Every record should be repeated exactly, except that pictures are left out.

### [SUPPLIED RECORDS]
________________________

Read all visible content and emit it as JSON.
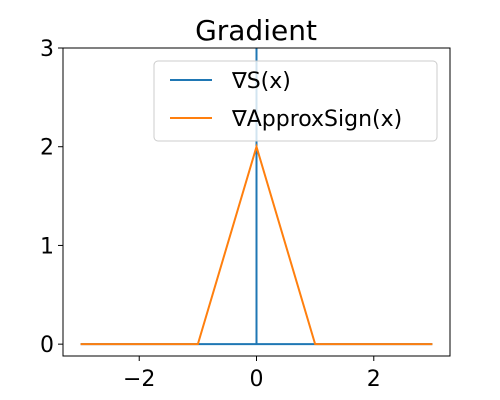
{
  "chart_data": {
    "type": "line",
    "title": "Gradient",
    "xlabel": "",
    "ylabel": "",
    "xlim": [
      -3.3,
      3.3
    ],
    "ylim": [
      -0.12,
      3.0
    ],
    "x_ticks": [
      -2,
      0,
      2
    ],
    "x_tick_labels": [
      "−2",
      "0",
      "2"
    ],
    "y_ticks": [
      0,
      1,
      2,
      3
    ],
    "y_tick_labels": [
      "0",
      "1",
      "2",
      "3"
    ],
    "grid": false,
    "legend_position": "top-right",
    "series": [
      {
        "name": "∇S(x)",
        "color": "#1f77b4",
        "x": [
          -3,
          0,
          0,
          0,
          3
        ],
        "y": [
          0,
          0,
          3,
          0,
          0
        ]
      },
      {
        "name": "∇ApproxSign(x)",
        "color": "#ff7f0e",
        "x": [
          -3,
          -1,
          0,
          1,
          3
        ],
        "y": [
          0,
          0,
          2,
          0,
          0
        ]
      }
    ]
  }
}
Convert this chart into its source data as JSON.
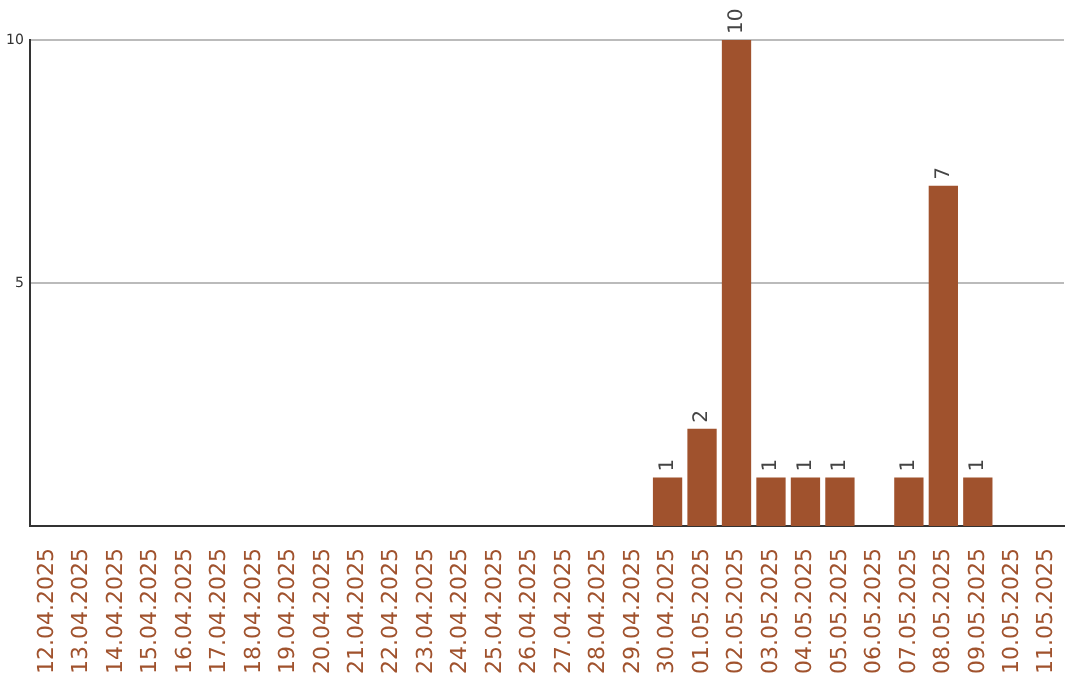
{
  "chart_data": {
    "type": "bar",
    "categories": [
      "12.04.2025",
      "13.04.2025",
      "14.04.2025",
      "15.04.2025",
      "16.04.2025",
      "17.04.2025",
      "18.04.2025",
      "19.04.2025",
      "20.04.2025",
      "21.04.2025",
      "22.04.2025",
      "23.04.2025",
      "24.04.2025",
      "25.04.2025",
      "26.04.2025",
      "27.04.2025",
      "28.04.2025",
      "29.04.2025",
      "30.04.2025",
      "01.05.2025",
      "02.05.2025",
      "03.05.2025",
      "04.05.2025",
      "05.05.2025",
      "06.05.2025",
      "07.05.2025",
      "08.05.2025",
      "09.05.2025",
      "10.05.2025",
      "11.05.2025"
    ],
    "values": [
      0,
      0,
      0,
      0,
      0,
      0,
      0,
      0,
      0,
      0,
      0,
      0,
      0,
      0,
      0,
      0,
      0,
      0,
      1,
      2,
      10,
      1,
      1,
      1,
      0,
      1,
      7,
      1,
      0,
      0
    ],
    "value_labels": [
      null,
      null,
      null,
      null,
      null,
      null,
      null,
      null,
      null,
      null,
      null,
      null,
      null,
      null,
      null,
      null,
      null,
      null,
      "1",
      "2",
      "10",
      "1",
      "1",
      "1",
      null,
      "1",
      "7",
      "1",
      null,
      null
    ],
    "color": "#a0522d",
    "ylim": [
      0,
      10
    ],
    "yticks": [
      5,
      10
    ],
    "grid": "y",
    "legend": false
  }
}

________________________

### [SOLUTION TO THIS EXERCISE]
Read all visible content and emit it as JSON.
{
  "chart_data": {
    "type": "line",
    "title": "Gradient",
    "xlabel": "",
    "ylabel": "",
    "xlim": [
      -3.3,
      3.3
    ],
    "ylim": [
      -0.12,
      3.0
    ],
    "x_ticks": [
      -2,
      0,
      2
    ],
    "x_tick_labels": [
      "−2",
      "0",
      "2"
    ],
    "y_ticks": [
      0,
      1,
      2,
      3
    ],
    "y_tick_labels": [
      "0",
      "1",
      "2",
      "3"
    ],
    "grid": false,
    "legend_position": "top-right",
    "series": [
      {
        "name": "∇S(x)",
        "color": "#1f77b4",
        "x": [
          -3,
          0,
          0,
          0,
          3
        ],
        "y": [
          0,
          0,
          3,
          0,
          0
        ]
      },
      {
        "name": "∇ApproxSign(x)",
        "color": "#ff7f0e",
        "x": [
          -3,
          -1,
          0,
          1,
          3
        ],
        "y": [
          0,
          0,
          2,
          0,
          0
        ]
      }
    ]
  }
}
Convert this chart into its source data as JSON.
{
  "chart_data": {
    "type": "bar",
    "categories": [
      "12.04.2025",
      "13.04.2025",
      "14.04.2025",
      "15.04.2025",
      "16.04.2025",
      "17.04.2025",
      "18.04.2025",
      "19.04.2025",
      "20.04.2025",
      "21.04.2025",
      "22.04.2025",
      "23.04.2025",
      "24.04.2025",
      "25.04.2025",
      "26.04.2025",
      "27.04.2025",
      "28.04.2025",
      "29.04.2025",
      "30.04.2025",
      "01.05.2025",
      "02.05.2025",
      "03.05.2025",
      "04.05.2025",
      "05.05.2025",
      "06.05.2025",
      "07.05.2025",
      "08.05.2025",
      "09.05.2025",
      "10.05.2025",
      "11.05.2025"
    ],
    "values": [
      0,
      0,
      0,
      0,
      0,
      0,
      0,
      0,
      0,
      0,
      0,
      0,
      0,
      0,
      0,
      0,
      0,
      0,
      1,
      2,
      10,
      1,
      1,
      1,
      0,
      1,
      7,
      1,
      0,
      0
    ],
    "value_labels": [
      null,
      null,
      null,
      null,
      null,
      null,
      null,
      null,
      null,
      null,
      null,
      null,
      null,
      null,
      null,
      null,
      null,
      null,
      "1",
      "2",
      "10",
      "1",
      "1",
      "1",
      null,
      "1",
      "7",
      "1",
      null,
      null
    ],
    "color": "#a0522d",
    "ylim": [
      0,
      10
    ],
    "yticks": [
      5,
      10
    ],
    "grid": "y",
    "legend": false
  }
}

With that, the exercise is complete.